+++ Dataset records

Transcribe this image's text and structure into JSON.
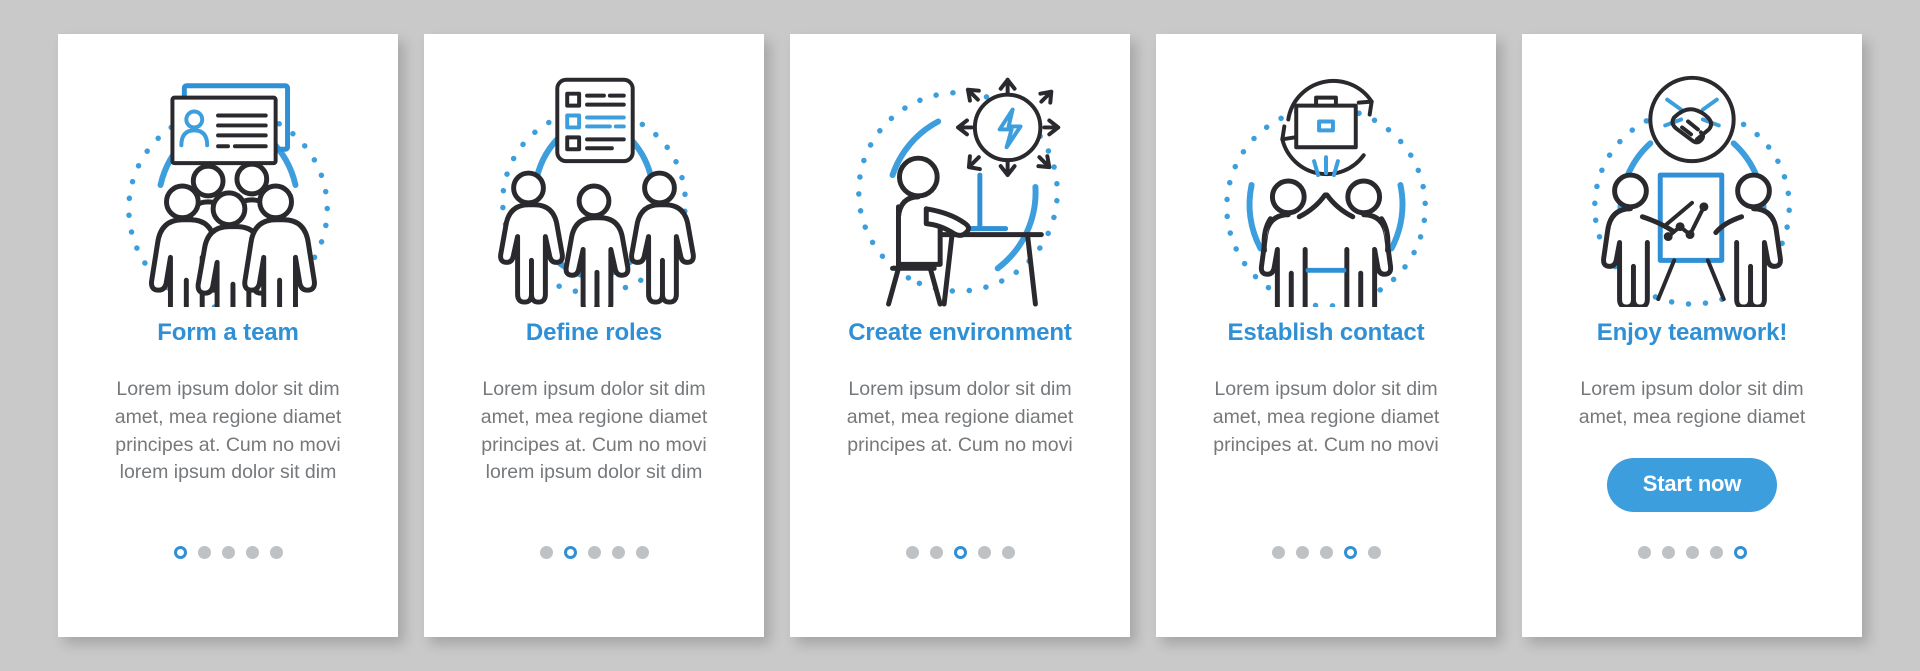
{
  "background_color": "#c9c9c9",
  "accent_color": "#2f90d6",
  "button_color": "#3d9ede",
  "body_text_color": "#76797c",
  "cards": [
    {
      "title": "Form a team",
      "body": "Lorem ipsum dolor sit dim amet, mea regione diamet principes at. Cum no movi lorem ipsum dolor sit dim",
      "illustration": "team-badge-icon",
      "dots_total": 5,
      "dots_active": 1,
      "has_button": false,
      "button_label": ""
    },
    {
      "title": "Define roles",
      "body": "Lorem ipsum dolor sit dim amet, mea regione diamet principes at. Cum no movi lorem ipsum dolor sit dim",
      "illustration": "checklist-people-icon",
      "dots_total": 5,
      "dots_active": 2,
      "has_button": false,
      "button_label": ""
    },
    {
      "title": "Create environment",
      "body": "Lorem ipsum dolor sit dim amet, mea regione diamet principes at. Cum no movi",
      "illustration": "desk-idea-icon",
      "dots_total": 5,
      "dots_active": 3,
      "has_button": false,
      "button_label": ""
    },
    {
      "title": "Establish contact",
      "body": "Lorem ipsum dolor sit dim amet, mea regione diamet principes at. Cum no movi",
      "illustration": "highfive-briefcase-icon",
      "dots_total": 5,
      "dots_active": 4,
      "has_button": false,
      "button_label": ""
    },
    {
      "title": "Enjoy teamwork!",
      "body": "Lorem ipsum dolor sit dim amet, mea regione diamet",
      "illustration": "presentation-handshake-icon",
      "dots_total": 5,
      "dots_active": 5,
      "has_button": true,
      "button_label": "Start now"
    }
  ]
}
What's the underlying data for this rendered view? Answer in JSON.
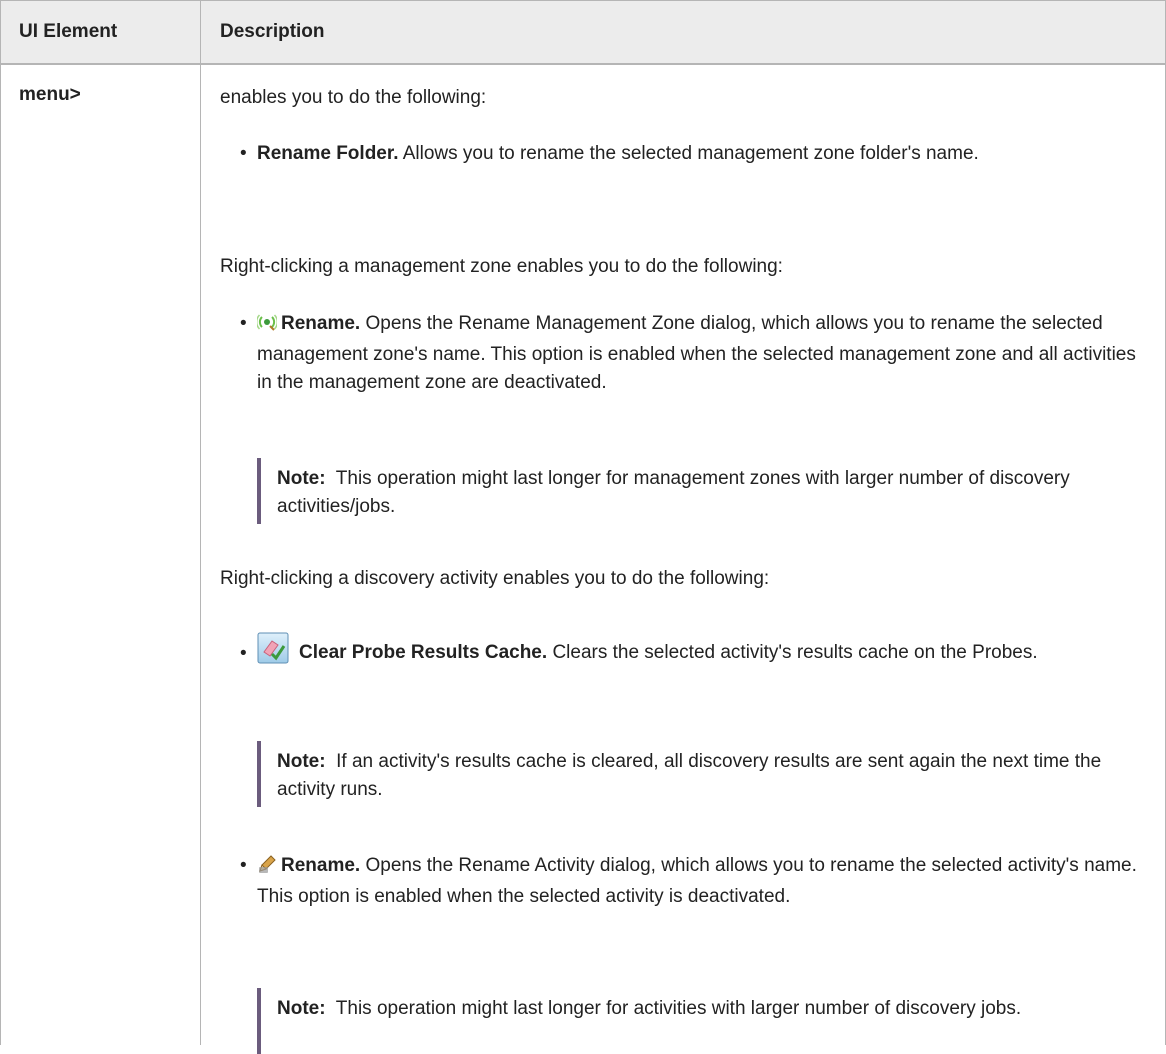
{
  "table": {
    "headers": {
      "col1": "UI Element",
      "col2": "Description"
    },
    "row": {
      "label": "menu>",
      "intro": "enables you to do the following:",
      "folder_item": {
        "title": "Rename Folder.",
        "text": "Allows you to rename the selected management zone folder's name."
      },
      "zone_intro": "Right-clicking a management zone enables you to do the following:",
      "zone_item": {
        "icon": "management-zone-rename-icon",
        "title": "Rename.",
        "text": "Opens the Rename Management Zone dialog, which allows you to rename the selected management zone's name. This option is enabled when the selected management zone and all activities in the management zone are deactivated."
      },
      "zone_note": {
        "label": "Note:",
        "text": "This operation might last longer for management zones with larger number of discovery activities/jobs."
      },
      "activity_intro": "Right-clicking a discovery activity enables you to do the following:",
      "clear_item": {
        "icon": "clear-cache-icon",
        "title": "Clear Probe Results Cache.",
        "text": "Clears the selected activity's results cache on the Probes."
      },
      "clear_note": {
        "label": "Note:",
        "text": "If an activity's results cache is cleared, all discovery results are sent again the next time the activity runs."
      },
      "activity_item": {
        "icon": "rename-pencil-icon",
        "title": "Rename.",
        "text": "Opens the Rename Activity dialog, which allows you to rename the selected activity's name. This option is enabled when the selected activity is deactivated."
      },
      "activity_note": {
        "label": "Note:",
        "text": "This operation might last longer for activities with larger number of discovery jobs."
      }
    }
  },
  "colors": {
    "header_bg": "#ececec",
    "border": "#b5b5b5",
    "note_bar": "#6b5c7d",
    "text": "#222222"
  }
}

++++++

Exercise objective ▸
Count all lines of the data that include "JSON". The answer is the number alone.

Response ▸
2